EXERCISE DETAILS
Pick out each line in these entries that contains the string "unité".

DATASET EXCERPTS
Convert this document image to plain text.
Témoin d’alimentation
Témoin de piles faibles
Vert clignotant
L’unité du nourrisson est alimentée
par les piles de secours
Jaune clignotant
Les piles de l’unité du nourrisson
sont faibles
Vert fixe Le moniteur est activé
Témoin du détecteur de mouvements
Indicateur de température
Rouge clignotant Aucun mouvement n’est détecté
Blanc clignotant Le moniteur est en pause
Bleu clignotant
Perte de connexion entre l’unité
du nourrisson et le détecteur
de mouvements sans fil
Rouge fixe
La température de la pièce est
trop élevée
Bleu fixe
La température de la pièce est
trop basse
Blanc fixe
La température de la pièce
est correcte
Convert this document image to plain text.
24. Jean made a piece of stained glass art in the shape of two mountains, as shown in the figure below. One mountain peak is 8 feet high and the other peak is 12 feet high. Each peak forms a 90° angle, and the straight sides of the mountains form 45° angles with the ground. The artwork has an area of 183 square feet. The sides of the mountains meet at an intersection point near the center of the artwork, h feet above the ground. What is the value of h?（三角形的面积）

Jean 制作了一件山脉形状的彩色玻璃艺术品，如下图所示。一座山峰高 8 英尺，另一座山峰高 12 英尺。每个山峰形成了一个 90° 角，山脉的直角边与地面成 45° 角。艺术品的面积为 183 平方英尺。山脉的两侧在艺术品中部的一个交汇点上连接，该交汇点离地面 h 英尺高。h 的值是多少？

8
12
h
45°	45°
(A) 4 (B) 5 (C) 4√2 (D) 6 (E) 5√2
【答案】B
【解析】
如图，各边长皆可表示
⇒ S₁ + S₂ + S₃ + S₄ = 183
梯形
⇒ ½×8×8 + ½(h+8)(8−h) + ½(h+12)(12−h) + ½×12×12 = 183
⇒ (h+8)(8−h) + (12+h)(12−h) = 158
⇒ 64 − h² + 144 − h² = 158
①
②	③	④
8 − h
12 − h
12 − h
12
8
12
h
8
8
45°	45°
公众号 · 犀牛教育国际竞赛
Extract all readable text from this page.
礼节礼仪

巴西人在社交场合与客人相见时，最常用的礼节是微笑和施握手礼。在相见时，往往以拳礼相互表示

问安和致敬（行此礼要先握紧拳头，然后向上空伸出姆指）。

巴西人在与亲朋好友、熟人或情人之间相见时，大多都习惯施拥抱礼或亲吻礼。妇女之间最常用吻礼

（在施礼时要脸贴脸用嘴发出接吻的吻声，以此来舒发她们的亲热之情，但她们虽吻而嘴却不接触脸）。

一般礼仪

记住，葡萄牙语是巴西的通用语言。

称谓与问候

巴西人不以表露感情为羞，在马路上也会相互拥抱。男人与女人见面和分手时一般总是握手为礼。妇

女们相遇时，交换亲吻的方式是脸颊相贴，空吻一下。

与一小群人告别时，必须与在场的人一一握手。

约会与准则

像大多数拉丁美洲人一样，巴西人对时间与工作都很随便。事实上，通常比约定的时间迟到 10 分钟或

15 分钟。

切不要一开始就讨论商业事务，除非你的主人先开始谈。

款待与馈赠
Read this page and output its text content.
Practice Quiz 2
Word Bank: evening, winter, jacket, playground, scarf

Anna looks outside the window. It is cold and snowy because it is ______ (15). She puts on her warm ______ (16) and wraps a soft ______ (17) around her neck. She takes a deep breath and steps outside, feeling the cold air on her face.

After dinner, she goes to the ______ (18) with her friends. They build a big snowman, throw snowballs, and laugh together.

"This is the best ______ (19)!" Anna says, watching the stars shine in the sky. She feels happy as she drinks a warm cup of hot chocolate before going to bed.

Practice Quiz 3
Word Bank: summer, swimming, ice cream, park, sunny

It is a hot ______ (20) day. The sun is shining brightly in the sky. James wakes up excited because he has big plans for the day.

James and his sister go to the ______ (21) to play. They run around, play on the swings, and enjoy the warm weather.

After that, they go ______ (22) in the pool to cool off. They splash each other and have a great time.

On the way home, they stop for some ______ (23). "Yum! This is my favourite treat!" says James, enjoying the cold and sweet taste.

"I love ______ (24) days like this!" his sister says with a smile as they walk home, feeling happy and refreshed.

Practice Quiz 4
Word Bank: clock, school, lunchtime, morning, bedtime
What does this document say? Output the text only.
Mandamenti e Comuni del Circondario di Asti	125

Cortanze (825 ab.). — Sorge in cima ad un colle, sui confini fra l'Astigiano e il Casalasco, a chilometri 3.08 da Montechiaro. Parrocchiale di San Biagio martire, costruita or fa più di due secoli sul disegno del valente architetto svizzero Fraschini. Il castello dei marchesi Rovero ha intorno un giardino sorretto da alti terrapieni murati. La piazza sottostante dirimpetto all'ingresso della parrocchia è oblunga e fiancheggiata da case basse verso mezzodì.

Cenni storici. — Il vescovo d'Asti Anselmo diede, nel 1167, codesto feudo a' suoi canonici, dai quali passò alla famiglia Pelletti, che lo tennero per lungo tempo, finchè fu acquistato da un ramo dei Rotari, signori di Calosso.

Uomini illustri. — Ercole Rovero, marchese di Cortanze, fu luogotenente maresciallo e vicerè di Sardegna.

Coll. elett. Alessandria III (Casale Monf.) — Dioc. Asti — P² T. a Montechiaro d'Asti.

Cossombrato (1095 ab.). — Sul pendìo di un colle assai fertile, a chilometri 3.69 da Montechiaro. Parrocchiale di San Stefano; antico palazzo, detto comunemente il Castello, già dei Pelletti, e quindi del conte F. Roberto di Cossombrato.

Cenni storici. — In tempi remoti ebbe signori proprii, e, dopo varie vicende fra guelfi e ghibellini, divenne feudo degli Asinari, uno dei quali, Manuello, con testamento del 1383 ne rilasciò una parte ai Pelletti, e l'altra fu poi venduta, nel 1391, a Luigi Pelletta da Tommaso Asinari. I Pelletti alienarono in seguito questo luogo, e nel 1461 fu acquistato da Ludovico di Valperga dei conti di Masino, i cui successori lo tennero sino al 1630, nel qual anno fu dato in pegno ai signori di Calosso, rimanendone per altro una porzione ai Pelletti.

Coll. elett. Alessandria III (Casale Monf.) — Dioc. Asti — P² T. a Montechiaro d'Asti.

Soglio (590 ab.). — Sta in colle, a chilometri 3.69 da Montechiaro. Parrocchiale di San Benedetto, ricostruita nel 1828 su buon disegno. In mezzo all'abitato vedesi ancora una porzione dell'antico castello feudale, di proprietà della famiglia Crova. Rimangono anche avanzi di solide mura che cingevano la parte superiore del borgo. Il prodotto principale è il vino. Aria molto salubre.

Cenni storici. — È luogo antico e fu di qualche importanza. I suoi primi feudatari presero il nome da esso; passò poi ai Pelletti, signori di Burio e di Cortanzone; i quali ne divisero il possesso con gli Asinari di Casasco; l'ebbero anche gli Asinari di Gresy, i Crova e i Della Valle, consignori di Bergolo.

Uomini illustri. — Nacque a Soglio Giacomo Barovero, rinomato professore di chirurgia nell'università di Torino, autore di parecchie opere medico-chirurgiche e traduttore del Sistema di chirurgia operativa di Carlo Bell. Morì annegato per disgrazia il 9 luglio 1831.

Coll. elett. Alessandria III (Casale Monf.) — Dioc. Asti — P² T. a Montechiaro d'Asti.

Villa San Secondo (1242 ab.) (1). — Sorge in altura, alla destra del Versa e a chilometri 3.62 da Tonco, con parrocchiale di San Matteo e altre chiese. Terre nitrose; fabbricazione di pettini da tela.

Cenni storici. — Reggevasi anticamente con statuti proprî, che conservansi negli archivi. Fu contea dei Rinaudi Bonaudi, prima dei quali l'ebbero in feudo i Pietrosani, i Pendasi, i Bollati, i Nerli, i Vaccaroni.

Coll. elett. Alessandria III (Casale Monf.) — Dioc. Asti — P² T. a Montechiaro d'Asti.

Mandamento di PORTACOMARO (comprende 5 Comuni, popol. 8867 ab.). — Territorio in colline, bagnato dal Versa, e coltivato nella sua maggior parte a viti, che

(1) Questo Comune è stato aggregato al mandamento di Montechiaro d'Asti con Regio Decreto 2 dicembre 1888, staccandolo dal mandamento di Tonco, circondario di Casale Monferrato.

SOLUTION
L’unité du nourrisson est alimentée
Les piles de l’unité du nourrisson
Perte de connexion entre l’unité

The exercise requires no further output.